= RECORDS FOR THIS EXERCISE =
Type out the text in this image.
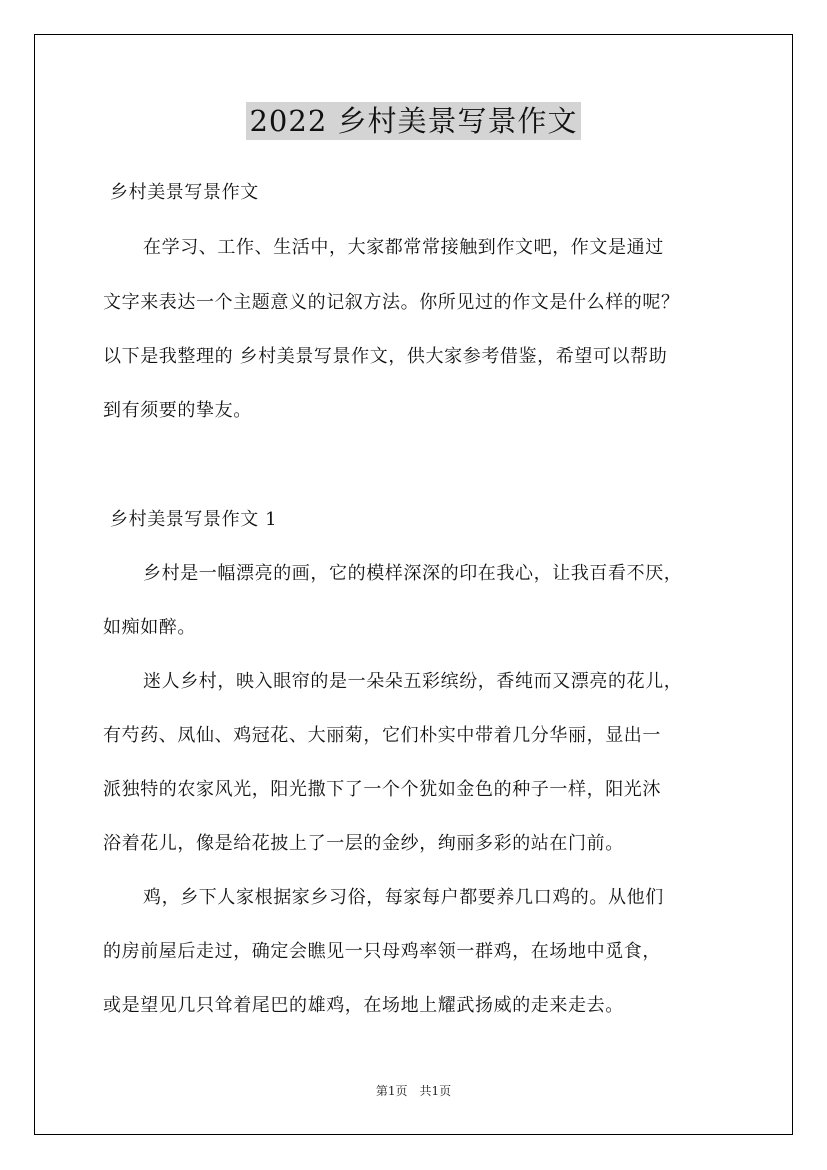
2022 乡村美景写景作文
乡村美景写景作文
在学习、工作、生活中，大家都常常接触到作文吧，作文是通过
文字来表达一个主题意义的记叙方法。你所见过的作文是什么样的呢？
以下是我整理的 乡村美景写景作文，供大家参考借鉴，希望可以帮助
到有须要的挚友。
乡村美景写景作文 1
乡村是一幅漂亮的画，它的模样深深的印在我心，让我百看不厌，
如痴如醉。
迷人乡村，映入眼帘的是一朵朵五彩缤纷，香纯而又漂亮的花儿，
有芍药、凤仙、鸡冠花、大丽菊，它们朴实中带着几分华丽，显出一
派独特的农家风光，阳光撒下了一个个犹如金色的种子一样，阳光沐
浴着花儿，像是给花披上了一层的金纱，绚丽多彩的站在门前。
鸡，乡下人家根据家乡习俗，每家每户都要养几口鸡的。从他们
的房前屋后走过，确定会瞧见一只母鸡率领一群鸡，在场地中觅食，
或是望见几只耸着尾巴的雄鸡，在场地上耀武扬威的走来走去。
第1页　共1页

= AIM =
Reproduce every record above exactly, omitting the pictures.

= RIGHT ANSWER =
Type out the text in this image.
2022 乡村美景写景作文
乡村美景写景作文
在学习、工作、生活中，大家都常常接触到作文吧，作文是通过
文字来表达一个主题意义的记叙方法。你所见过的作文是什么样的呢？
以下是我整理的 乡村美景写景作文，供大家参考借鉴，希望可以帮助
到有须要的挚友。
乡村美景写景作文 1
乡村是一幅漂亮的画，它的模样深深的印在我心，让我百看不厌，
如痴如醉。
迷人乡村，映入眼帘的是一朵朵五彩缤纷，香纯而又漂亮的花儿，
有芍药、凤仙、鸡冠花、大丽菊，它们朴实中带着几分华丽，显出一
派独特的农家风光，阳光撒下了一个个犹如金色的种子一样，阳光沐
浴着花儿，像是给花披上了一层的金纱，绚丽多彩的站在门前。
鸡，乡下人家根据家乡习俗，每家每户都要养几口鸡的。从他们
的房前屋后走过，确定会瞧见一只母鸡率领一群鸡，在场地中觅食，
或是望见几只耸着尾巴的雄鸡，在场地上耀武扬威的走来走去。
第1页　共1页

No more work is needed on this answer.